● **Work required**: Which lines in the material below contain the word "Applications"? Copy each of them.

§

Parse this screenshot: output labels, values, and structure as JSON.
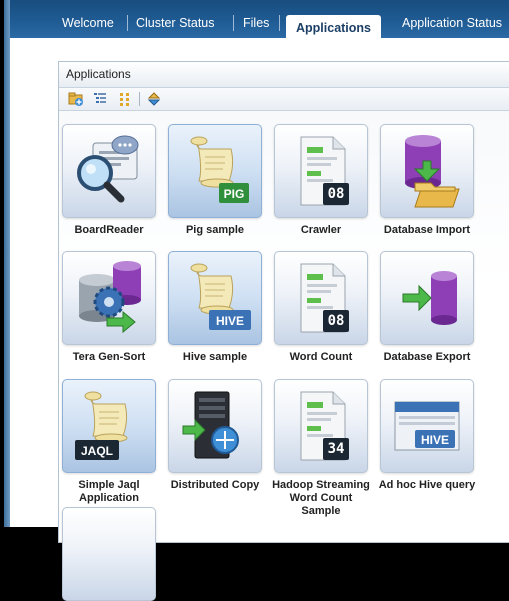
{
  "tabs": [
    {
      "label": "Welcome",
      "active": false
    },
    {
      "label": "Cluster Status",
      "active": false
    },
    {
      "label": "Files",
      "active": false
    },
    {
      "label": "Applications",
      "active": true
    },
    {
      "label": "Application Status",
      "active": false
    }
  ],
  "panel": {
    "title": "Applications",
    "toolbar_icons": [
      "add-folder-icon",
      "list-view-icon",
      "grid-view-icon",
      "refresh-icon"
    ]
  },
  "apps": [
    {
      "label": "BoardReader",
      "icon": "magnifier-document-icon"
    },
    {
      "label": "Pig sample",
      "icon": "scroll-icon",
      "badge": "PIG"
    },
    {
      "label": "Crawler",
      "icon": "document-calendar-icon",
      "badge": "08"
    },
    {
      "label": "Database Import",
      "icon": "database-import-icon"
    },
    {
      "label": "Tera Gen-Sort",
      "icon": "database-gear-icon"
    },
    {
      "label": "Hive sample",
      "icon": "scroll-icon",
      "badge": "HIVE"
    },
    {
      "label": "Word Count",
      "icon": "document-calendar-icon",
      "badge": "08"
    },
    {
      "label": "Database Export",
      "icon": "database-export-icon"
    },
    {
      "label": "Simple Jaql Application",
      "icon": "scroll-icon",
      "badge": "JAQL"
    },
    {
      "label": "Distributed Copy",
      "icon": "server-icon"
    },
    {
      "label": "Hadoop Streaming Word Count Sample",
      "icon": "document-calendar-icon",
      "badge": "34"
    },
    {
      "label": "Ad hoc Hive query",
      "icon": "hive-window-icon",
      "badge": "HIVE"
    }
  ],
  "colors": {
    "tabbar": "#1f5b93",
    "tile_border": "#b7c5d5",
    "badge_dark": "#1b2733",
    "badge_blue": "#3b72b5",
    "badge_green": "#2f8f3a"
  }
}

§

● **Response**:
      "label": "Applications",
    "title": "Applications",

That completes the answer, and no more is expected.